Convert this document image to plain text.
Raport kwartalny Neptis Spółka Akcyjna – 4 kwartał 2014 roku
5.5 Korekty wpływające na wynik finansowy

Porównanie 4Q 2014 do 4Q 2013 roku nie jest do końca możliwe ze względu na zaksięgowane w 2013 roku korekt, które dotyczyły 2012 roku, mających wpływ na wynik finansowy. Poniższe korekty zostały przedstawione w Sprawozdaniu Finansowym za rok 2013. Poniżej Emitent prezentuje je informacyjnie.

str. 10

• _Work required_:
Make an exact copy of every line in the data.

• _Answer to this task_:
Convert this document image to plain text.
Raport kwartalny Neptis Spółka Akcyjna – 4 kwartał 2014 roku
5.5 Korekty wpływające na wynik finansowy

Porównanie 4Q 2014 do 4Q 2013 roku nie jest do końca możliwe ze względu na zaksięgowane w 2013 roku korekt, które dotyczyły 2012 roku, mających wpływ na wynik finansowy. Poniższe korekty zostały przedstawione w Sprawozdaniu Finansowym za rok 2013. Poniżej Emitent prezentuje je informacyjnie.

str. 10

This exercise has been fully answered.